» **Exercise description**:
Without the pictures, repeat the listing character for character.

» **The input**:

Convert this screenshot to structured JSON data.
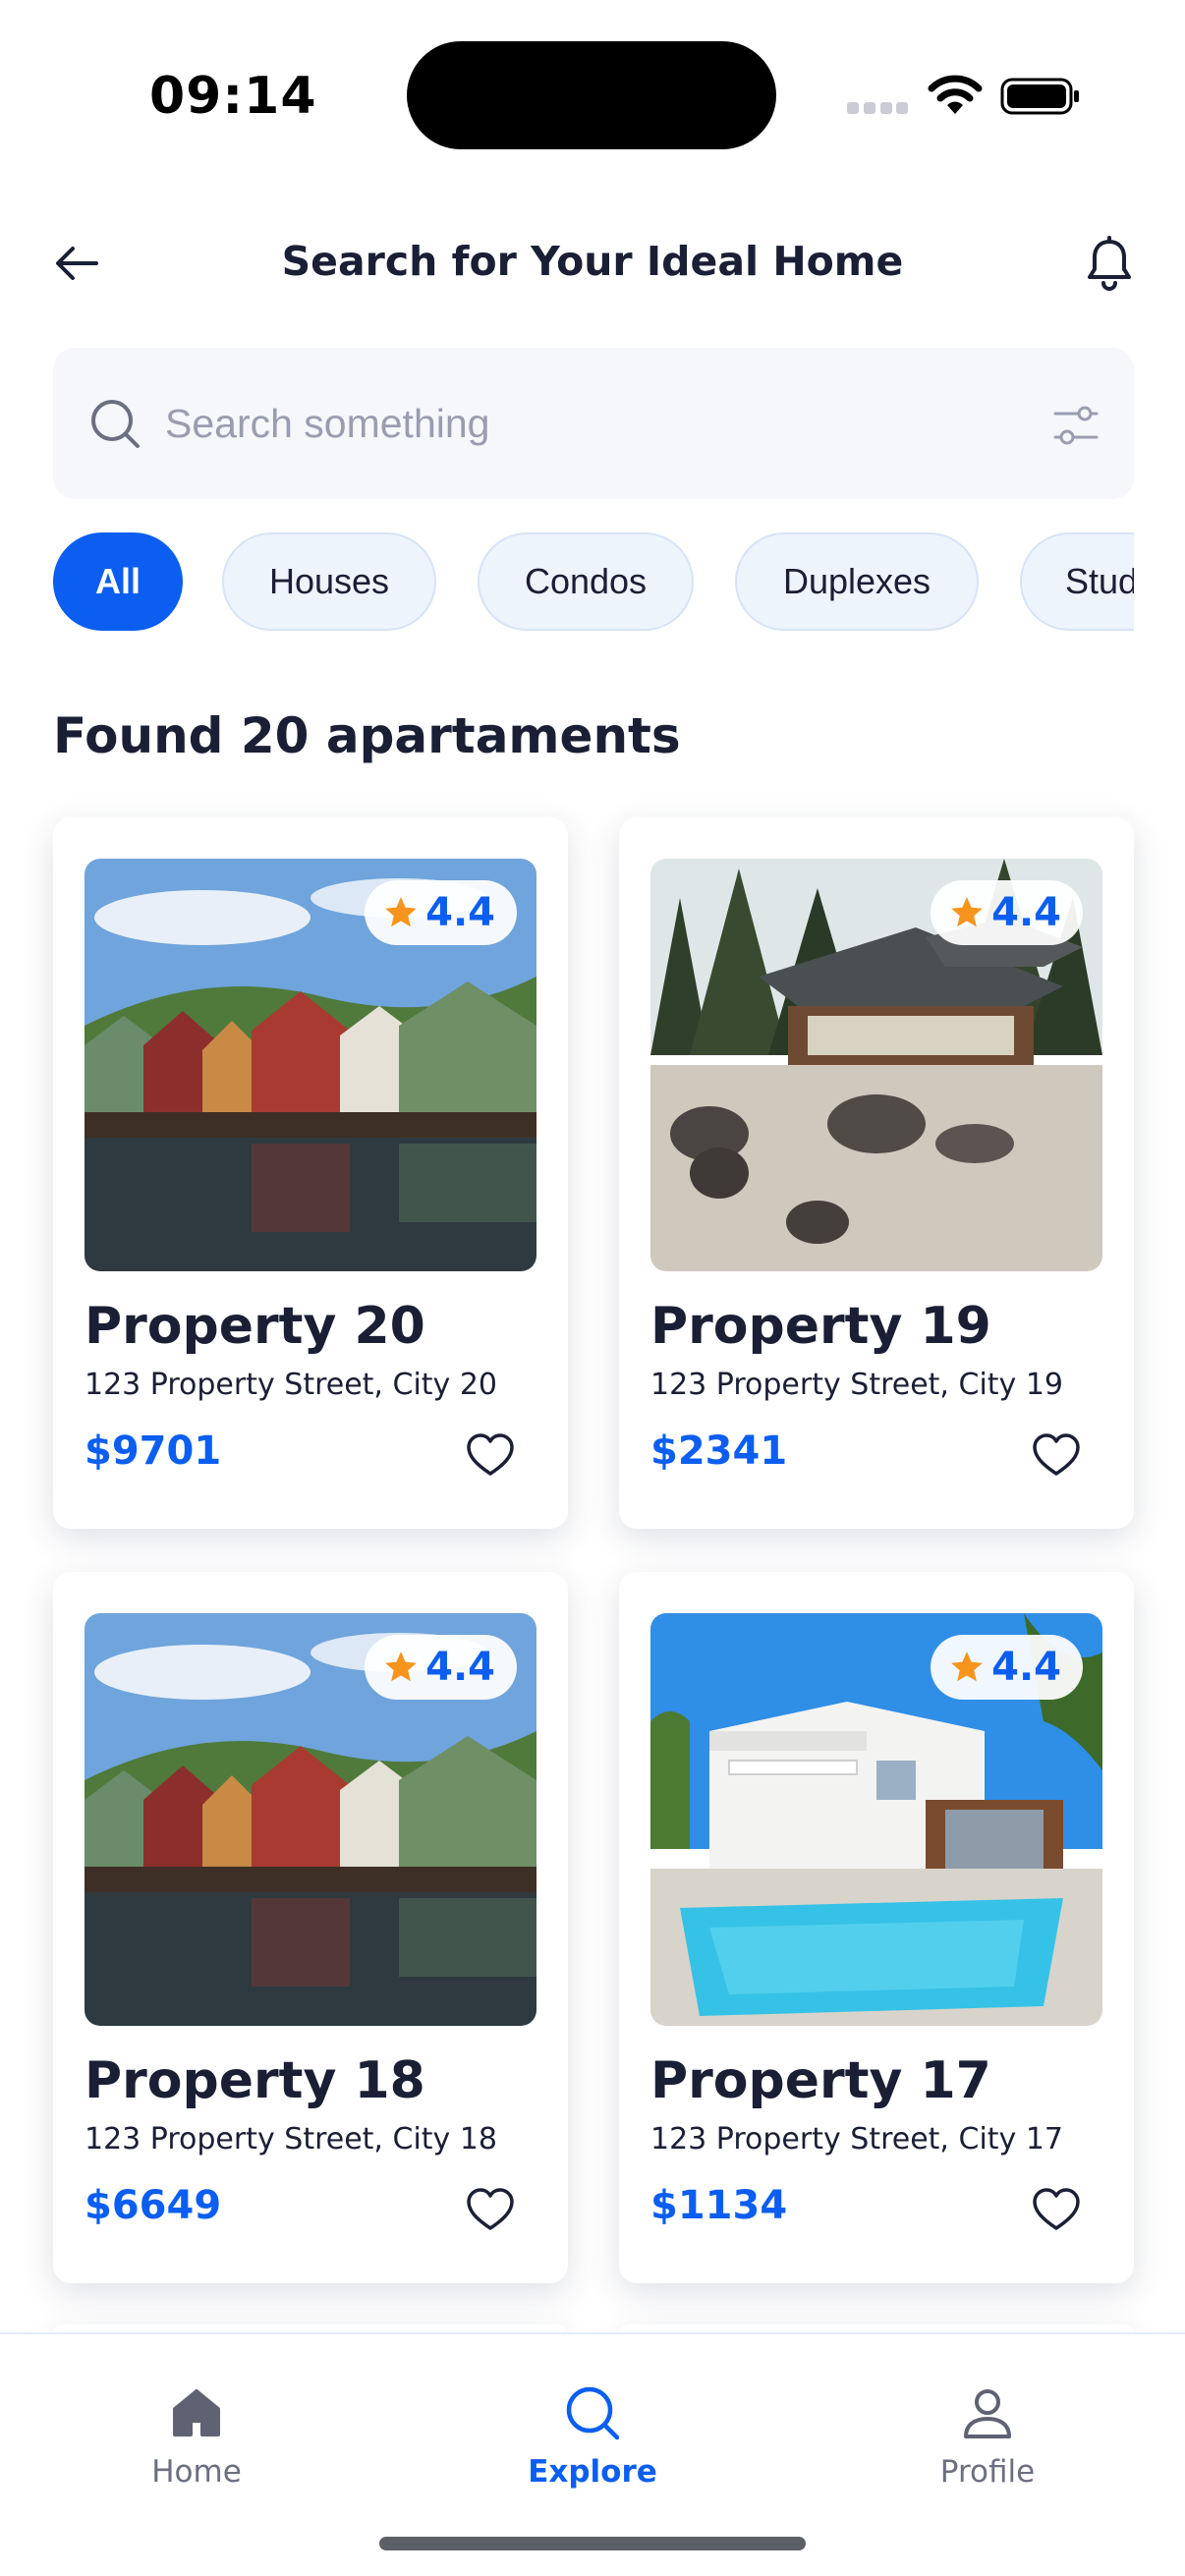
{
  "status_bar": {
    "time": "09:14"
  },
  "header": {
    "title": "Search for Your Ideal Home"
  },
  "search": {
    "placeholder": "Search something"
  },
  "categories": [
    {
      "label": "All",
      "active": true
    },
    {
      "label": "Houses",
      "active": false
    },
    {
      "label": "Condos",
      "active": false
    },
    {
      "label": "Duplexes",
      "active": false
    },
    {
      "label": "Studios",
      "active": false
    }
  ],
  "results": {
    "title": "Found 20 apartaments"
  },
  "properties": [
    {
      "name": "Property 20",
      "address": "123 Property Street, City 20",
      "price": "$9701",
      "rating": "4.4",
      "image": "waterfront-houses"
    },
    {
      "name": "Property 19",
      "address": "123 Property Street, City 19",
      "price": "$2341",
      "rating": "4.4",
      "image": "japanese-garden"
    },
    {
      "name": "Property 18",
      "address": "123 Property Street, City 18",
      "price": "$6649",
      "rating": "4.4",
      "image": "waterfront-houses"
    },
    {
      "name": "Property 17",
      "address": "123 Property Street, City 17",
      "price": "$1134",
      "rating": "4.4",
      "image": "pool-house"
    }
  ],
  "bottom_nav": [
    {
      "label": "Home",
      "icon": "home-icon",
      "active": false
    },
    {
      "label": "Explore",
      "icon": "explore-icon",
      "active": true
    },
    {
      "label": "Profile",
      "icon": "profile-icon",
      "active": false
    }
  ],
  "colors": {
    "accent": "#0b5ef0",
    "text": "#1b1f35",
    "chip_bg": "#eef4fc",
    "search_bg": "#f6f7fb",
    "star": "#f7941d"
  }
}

» **Full solution**:
Convert this screenshot to structured JSON data.
{
  "status_bar": {
    "time": "09:14"
  },
  "header": {
    "title": "Search for Your Ideal Home"
  },
  "search": {
    "placeholder": "Search something"
  },
  "categories": [
    {
      "label": "All",
      "active": true
    },
    {
      "label": "Houses",
      "active": false
    },
    {
      "label": "Condos",
      "active": false
    },
    {
      "label": "Duplexes",
      "active": false
    },
    {
      "label": "Studios",
      "active": false
    }
  ],
  "results": {
    "title": "Found 20 apartaments"
  },
  "properties": [
    {
      "name": "Property 20",
      "address": "123 Property Street, City 20",
      "price": "$9701",
      "rating": "4.4",
      "image": "waterfront-houses"
    },
    {
      "name": "Property 19",
      "address": "123 Property Street, City 19",
      "price": "$2341",
      "rating": "4.4",
      "image": "japanese-garden"
    },
    {
      "name": "Property 18",
      "address": "123 Property Street, City 18",
      "price": "$6649",
      "rating": "4.4",
      "image": "waterfront-houses"
    },
    {
      "name": "Property 17",
      "address": "123 Property Street, City 17",
      "price": "$1134",
      "rating": "4.4",
      "image": "pool-house"
    }
  ],
  "bottom_nav": [
    {
      "label": "Home",
      "icon": "home-icon",
      "active": false
    },
    {
      "label": "Explore",
      "icon": "explore-icon",
      "active": true
    },
    {
      "label": "Profile",
      "icon": "profile-icon",
      "active": false
    }
  ],
  "colors": {
    "accent": "#0b5ef0",
    "text": "#1b1f35",
    "chip_bg": "#eef4fc",
    "search_bg": "#f6f7fb",
    "star": "#f7941d"
  }
}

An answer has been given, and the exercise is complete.